[The request]
Review the lines that follow and copy each one that contains the word "Percieved".

[Supplied records]

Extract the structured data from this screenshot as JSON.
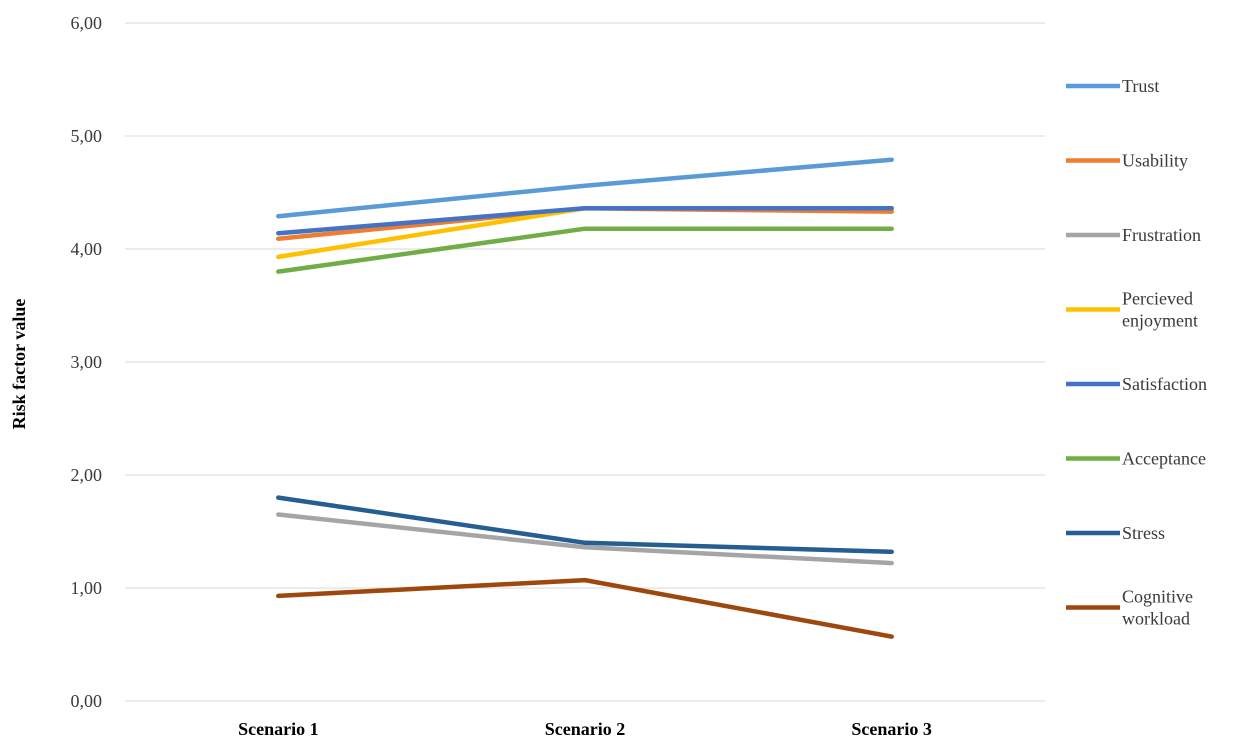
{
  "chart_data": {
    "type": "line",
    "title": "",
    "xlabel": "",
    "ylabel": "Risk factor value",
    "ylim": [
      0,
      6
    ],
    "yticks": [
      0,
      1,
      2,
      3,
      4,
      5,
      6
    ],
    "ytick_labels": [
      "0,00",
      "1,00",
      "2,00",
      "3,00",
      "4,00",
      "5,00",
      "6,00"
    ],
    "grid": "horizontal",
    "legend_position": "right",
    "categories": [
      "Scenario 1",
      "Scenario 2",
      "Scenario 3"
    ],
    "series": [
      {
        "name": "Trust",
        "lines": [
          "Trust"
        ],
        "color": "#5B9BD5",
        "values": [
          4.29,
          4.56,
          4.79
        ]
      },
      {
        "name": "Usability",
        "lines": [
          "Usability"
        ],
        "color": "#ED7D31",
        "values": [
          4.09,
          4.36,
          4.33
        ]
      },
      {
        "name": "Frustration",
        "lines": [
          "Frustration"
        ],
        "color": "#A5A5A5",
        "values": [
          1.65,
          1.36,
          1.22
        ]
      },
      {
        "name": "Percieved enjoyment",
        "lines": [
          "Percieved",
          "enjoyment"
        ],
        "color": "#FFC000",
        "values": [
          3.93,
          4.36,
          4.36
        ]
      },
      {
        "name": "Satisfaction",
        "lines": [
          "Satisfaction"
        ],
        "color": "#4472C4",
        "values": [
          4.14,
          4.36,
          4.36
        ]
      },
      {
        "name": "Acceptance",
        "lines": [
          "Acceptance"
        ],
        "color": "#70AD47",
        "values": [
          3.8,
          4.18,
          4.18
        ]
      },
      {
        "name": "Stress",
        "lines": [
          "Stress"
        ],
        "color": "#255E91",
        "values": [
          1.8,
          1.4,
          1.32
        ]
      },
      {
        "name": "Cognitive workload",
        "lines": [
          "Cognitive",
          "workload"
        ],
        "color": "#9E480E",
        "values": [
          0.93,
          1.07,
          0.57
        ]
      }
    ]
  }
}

==

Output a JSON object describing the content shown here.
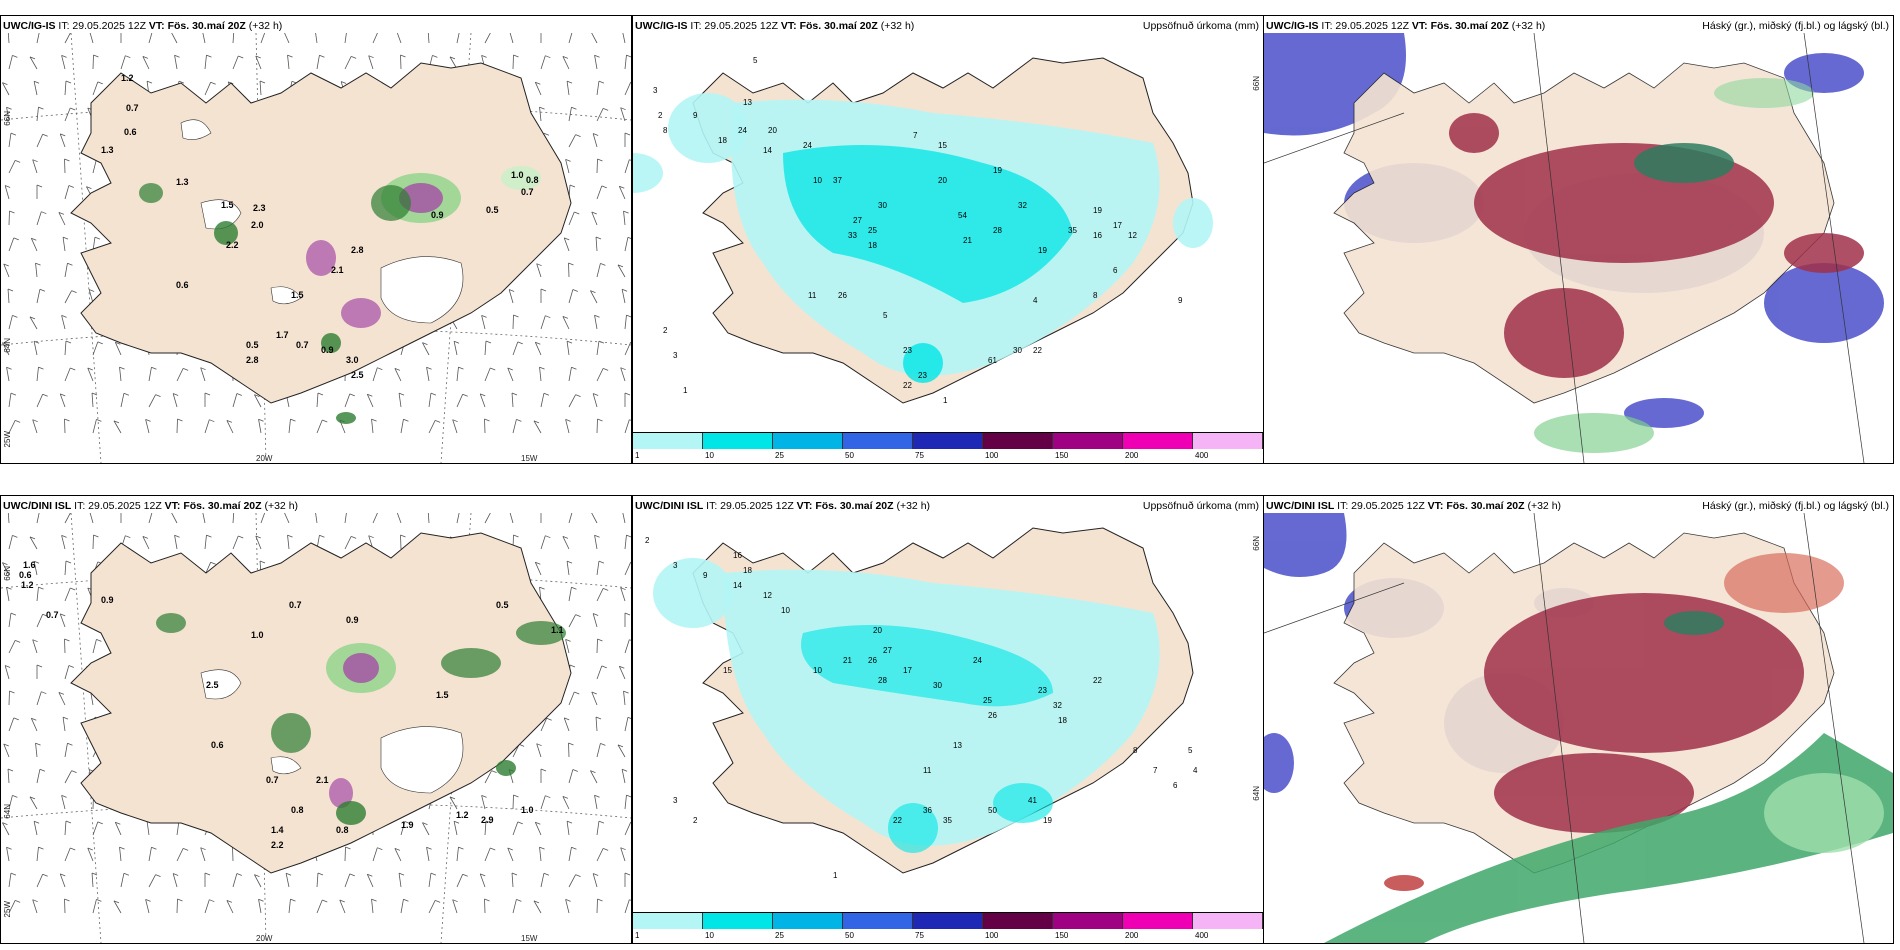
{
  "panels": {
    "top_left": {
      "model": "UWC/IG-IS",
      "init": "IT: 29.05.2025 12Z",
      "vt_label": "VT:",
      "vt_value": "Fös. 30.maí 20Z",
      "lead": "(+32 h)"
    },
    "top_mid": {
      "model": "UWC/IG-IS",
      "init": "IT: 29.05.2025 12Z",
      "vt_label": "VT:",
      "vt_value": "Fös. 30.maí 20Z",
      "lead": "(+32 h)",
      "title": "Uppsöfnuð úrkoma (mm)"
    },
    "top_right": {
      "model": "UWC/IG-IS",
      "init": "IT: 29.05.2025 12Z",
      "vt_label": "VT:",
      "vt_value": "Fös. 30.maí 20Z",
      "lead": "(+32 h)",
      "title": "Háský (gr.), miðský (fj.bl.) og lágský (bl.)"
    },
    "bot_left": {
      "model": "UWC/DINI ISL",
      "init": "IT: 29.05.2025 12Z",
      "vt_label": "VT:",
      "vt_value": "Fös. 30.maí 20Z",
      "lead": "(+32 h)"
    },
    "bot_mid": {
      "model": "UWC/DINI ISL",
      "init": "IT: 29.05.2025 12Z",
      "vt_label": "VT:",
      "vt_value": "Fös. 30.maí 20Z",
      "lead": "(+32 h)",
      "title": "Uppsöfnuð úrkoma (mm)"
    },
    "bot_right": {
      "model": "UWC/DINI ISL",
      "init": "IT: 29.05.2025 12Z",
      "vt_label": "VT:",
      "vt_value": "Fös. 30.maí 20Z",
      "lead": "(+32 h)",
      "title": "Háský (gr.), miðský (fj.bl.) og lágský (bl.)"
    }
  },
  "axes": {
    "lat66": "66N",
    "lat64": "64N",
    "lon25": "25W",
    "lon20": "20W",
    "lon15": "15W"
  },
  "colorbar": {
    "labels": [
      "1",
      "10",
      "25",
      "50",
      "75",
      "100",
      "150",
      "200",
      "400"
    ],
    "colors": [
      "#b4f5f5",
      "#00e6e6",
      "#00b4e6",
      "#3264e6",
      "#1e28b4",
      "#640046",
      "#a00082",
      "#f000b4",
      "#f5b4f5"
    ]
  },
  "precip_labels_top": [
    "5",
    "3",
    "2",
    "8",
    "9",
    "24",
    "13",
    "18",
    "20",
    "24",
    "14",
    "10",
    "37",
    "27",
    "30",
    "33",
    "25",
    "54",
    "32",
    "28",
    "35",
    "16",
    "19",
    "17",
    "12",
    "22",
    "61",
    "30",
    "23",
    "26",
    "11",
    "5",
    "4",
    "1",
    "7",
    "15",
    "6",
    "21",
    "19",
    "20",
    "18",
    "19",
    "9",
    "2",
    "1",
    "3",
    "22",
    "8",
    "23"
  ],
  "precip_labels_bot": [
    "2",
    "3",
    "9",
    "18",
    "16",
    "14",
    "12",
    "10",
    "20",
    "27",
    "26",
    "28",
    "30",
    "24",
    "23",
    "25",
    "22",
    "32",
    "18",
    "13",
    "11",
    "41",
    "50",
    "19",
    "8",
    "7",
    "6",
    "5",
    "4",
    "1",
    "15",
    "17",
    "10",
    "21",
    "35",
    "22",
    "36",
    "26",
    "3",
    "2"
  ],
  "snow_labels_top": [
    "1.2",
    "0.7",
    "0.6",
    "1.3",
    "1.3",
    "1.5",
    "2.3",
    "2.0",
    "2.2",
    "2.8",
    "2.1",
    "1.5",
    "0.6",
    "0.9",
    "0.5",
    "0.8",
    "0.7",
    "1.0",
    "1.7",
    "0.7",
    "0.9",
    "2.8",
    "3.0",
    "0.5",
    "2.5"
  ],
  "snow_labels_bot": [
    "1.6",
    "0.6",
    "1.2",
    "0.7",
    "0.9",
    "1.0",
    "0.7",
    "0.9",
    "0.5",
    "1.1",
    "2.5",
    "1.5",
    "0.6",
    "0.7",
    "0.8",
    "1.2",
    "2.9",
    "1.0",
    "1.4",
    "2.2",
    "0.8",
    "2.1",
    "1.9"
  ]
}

[Solution for this exercise]
        "name": "Percieved enjoyment",
          "Percieved",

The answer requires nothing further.